* _PAGE TEXT_

Job success is hardwired into employees from birth, study finds

Social pressures or rewards such as bonuses made candidates work harder. But rewards did not improve performance, according to a new study.

Hard work will only improve your career performance so far, according to a study.

Academics from the Erasmus University’s Rotterdam School of Management and the University of Ljubljana in Slovenia carried out a study in which 30 financial managers’ brain activity was measured while they performed a series of computer-based tasks.

Three different exercises surveyed their ability to assess information under different time pressures and types of distractions.

The results showed that social pressures or rewards such as bonuses made candidates work harder. But rewards did not improve performance.

Professor Dr Frank Hartman, professor of management accounting and management control at the Rotterdam School of Management, Erasmus University, said that if basic biology limits our ability to improve at certain tasks, we need to think more imaginatively about how we measure and reward work performance.

“Businesses need to recognise where performance limits may lie and avoid frustrating employees when results do not reflect best efforts.

“Organisations should take care that performance assessments accurately capture the efforts of workers, both to measure whether targets and incentives are effective and to ensure that individuals are rewarded fairly,” Professor Dr Hartman said.

Dr Ian Selby, Director of Research and Development at the Chartered Institute of Management Accountants (CIMA), added:  “Modern companies have a large set of incentives available to them, yet many keep reaching for two in particular: exerting pressure from above, or incentivising through bonuses. In many cases these tactics work, but as this research indicates, sometimes these are simply the wrong tools for the job.”

He compared the tactics to a builder trying to make an entire house just using a screwdriver and a hammer.

Managers who participated in the study were from 24 to 52 years old with nearly 13 years of work experience on average.  They had an average of 17 years of education, and most of them held a master’s degree in business, economics, accounting or finance.

* _DATA SUPPLIED_
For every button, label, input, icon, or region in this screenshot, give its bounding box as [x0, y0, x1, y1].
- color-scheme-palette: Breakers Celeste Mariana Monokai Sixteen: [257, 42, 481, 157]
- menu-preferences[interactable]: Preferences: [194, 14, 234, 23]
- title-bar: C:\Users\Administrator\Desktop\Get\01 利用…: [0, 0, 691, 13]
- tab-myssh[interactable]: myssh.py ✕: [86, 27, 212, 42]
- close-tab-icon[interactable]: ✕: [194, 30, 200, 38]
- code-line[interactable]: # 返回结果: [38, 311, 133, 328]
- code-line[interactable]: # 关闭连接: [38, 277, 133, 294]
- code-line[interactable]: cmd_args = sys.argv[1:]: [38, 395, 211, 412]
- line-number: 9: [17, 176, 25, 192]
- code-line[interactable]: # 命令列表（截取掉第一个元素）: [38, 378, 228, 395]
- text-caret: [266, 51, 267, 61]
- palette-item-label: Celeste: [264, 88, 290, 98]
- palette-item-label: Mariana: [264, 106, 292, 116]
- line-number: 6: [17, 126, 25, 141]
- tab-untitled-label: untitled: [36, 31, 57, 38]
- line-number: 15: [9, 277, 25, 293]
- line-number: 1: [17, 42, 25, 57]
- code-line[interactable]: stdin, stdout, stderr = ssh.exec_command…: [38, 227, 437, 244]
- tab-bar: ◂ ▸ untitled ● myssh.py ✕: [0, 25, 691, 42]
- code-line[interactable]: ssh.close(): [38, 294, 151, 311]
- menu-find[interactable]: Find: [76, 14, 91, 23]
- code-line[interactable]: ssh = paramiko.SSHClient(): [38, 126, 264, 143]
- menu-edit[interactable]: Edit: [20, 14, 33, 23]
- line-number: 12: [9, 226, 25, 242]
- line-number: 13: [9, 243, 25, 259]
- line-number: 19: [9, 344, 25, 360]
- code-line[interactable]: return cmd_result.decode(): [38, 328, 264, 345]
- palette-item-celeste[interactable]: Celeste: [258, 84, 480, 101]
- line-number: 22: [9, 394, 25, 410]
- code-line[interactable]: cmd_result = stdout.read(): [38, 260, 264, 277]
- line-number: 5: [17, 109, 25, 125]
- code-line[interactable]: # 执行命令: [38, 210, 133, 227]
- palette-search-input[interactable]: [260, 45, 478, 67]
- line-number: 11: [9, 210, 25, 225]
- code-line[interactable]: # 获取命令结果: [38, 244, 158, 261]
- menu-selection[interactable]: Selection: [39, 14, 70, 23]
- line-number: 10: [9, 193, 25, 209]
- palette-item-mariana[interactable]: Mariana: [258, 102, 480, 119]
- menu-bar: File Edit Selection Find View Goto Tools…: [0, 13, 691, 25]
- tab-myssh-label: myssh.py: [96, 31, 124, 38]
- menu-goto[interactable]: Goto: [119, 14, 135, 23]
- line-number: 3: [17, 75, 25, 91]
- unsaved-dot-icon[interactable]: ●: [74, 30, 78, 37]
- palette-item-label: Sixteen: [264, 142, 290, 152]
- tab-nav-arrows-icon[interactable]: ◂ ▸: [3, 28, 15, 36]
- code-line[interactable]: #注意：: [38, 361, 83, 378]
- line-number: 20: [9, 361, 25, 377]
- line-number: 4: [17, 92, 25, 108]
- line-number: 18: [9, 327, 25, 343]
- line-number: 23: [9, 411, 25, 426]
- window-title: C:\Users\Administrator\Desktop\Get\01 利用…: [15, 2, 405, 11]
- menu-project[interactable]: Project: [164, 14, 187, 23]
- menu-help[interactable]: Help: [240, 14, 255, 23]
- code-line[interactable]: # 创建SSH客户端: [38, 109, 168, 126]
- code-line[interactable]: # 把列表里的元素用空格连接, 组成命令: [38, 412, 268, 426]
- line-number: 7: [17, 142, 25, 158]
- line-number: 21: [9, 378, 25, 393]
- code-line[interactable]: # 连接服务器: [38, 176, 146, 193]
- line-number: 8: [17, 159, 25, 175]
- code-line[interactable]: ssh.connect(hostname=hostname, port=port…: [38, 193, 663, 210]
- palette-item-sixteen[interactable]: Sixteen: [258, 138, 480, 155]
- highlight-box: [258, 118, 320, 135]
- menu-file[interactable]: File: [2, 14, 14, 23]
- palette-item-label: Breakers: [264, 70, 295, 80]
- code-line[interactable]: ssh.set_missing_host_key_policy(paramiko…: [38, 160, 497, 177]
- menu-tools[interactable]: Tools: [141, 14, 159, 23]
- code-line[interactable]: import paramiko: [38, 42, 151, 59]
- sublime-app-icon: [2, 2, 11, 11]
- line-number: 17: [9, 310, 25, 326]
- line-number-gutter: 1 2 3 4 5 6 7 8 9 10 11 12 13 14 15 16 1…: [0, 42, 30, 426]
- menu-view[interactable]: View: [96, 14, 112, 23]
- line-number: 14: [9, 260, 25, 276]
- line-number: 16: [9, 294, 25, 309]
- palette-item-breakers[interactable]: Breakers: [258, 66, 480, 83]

* _REQUIRED ACTIONS_
a. Print everything from "The results showed" down to "Dr Hartman said." in the article on job success, with the wording unchanged.
b. Answer these questions using the article on job success:
(i) How many financial managers had their brain activity measured in the study?
(ii) What was the participants' average number of years of education?
(iii) Which two incentives does Dr Ian Selby say many companies keep reaching for?

* _YOUR WRITTEN ANSWERS_
a.
The results showed that social pressures or rewards such as bonuses made candidates work harder. But rewards did not improve performance.

Professor Dr Frank Hartman, professor of management accounting and management control at the Rotterdam School of Management, Erasmus University, said that if basic biology limits our ability to improve at certain tasks, we need to think more imaginatively about how we measure and reward work performance.

“Businesses need to recognise where performance limits may lie and avoid frustrating employees when results do not reflect best efforts.

“Organisations should take care that performance assessments accurately capture the efforts of workers, both to measure whether targets and incentives are effective and to ensure that individuals are rewarded fairly,” Professor Dr Hartman said.

b.
(i) 30
(ii) 17 years
(iii) Exerting pressure from above and incentivising through bonuses